Entries provided:
(begin)
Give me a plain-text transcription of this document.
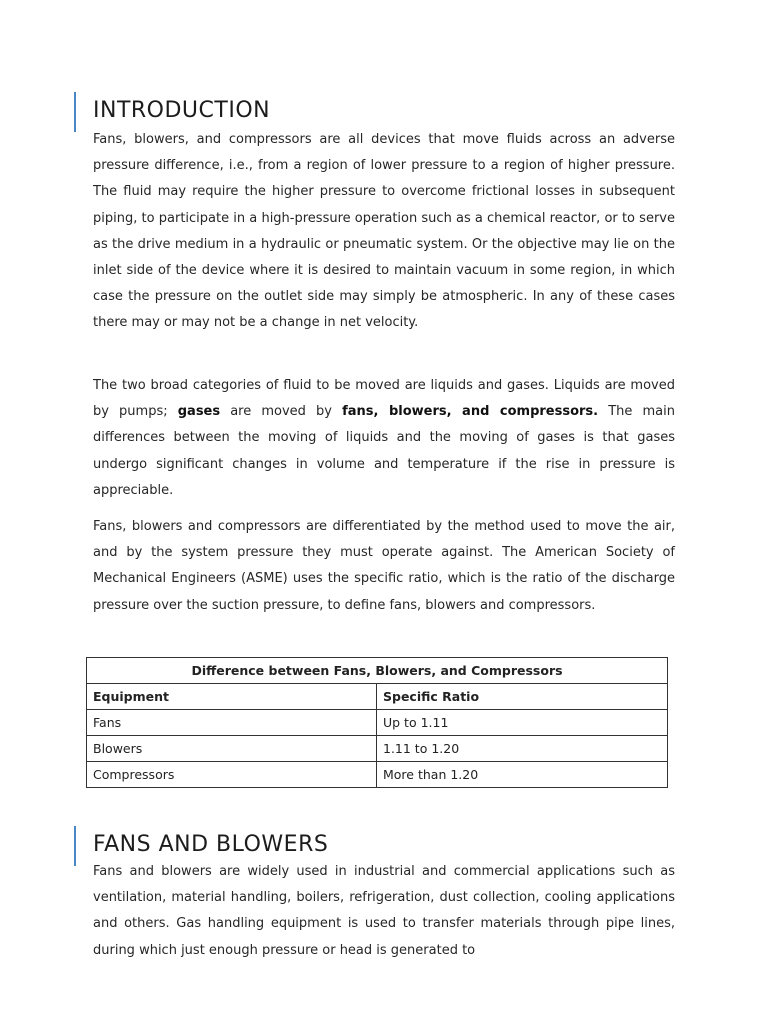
INTRODUCTION

Fans, blowers, and compressors are all devices that move fluids across an adverse pressure difference, i.e., from a region of lower pressure to a region of higher pressure. The fluid may require the higher pressure to overcome frictional losses in subsequent piping, to participate in a high-pressure operation such as a chemical reactor, or to serve as the drive medium in a hydraulic or pneumatic system. Or the objective may lie on the inlet side of the device where it is desired to maintain vacuum in some region, in which case the pressure on the outlet side may simply be atmospheric. In any of these cases there may or may not be a change in net velocity.

The two broad categories of fluid to be moved are liquids and gases. Liquids are moved by pumps; gases are moved by fans, blowers, and compressors. The main differences between the moving of liquids and the moving of gases is that gases undergo significant changes in volume and temperature if the rise in pressure is appreciable.

Fans, blowers and compressors are differentiated by the method used to move the air, and by the system pressure they must operate against. The American Society of Mechanical Engineers (ASME) uses the specific ratio, which is the ratio of the discharge pressure over the suction pressure, to define fans, blowers and compressors.

Difference between Fans, Blowers, and Compressors	
Equipment	Specific Ratio
Fans	Up to 1.11
Blowers	1.11 to 1.20
Compressors	More than 1.20
FANS AND BLOWERS

Fans and blowers are widely used in industrial and commercial applications such as ventilation, material handling, boilers, refrigeration, dust collection, cooling applications and others. Gas handling equipment is used to transfer materials through pipe lines, during which just enough pressure or head is generated to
(end)
The exercise:
Return the full material word for word. Do not include the pictures.

Reply:
Give me a plain-text transcription of this document.
INTRODUCTION

Fans, blowers, and compressors are all devices that move fluids across an adverse pressure difference, i.e., from a region of lower pressure to a region of higher pressure. The fluid may require the higher pressure to overcome frictional losses in subsequent piping, to participate in a high-pressure operation such as a chemical reactor, or to serve as the drive medium in a hydraulic or pneumatic system. Or the objective may lie on the inlet side of the device where it is desired to maintain vacuum in some region, in which case the pressure on the outlet side may simply be atmospheric. In any of these cases there may or may not be a change in net velocity.

The two broad categories of fluid to be moved are liquids and gases. Liquids are moved by pumps; gases are moved by fans, blowers, and compressors. The main differences between the moving of liquids and the moving of gases is that gases undergo significant changes in volume and temperature if the rise in pressure is appreciable.

Fans, blowers and compressors are differentiated by the method used to move the air, and by the system pressure they must operate against. The American Society of Mechanical Engineers (ASME) uses the specific ratio, which is the ratio of the discharge pressure over the suction pressure, to define fans, blowers and compressors.

Difference between Fans, Blowers, and Compressors	
Equipment	Specific Ratio
Fans	Up to 1.11
Blowers	1.11 to 1.20
Compressors	More than 1.20
FANS AND BLOWERS

Fans and blowers are widely used in industrial and commercial applications such as ventilation, material handling, boilers, refrigeration, dust collection, cooling applications and others. Gas handling equipment is used to transfer materials through pipe lines, during which just enough pressure or head is generated to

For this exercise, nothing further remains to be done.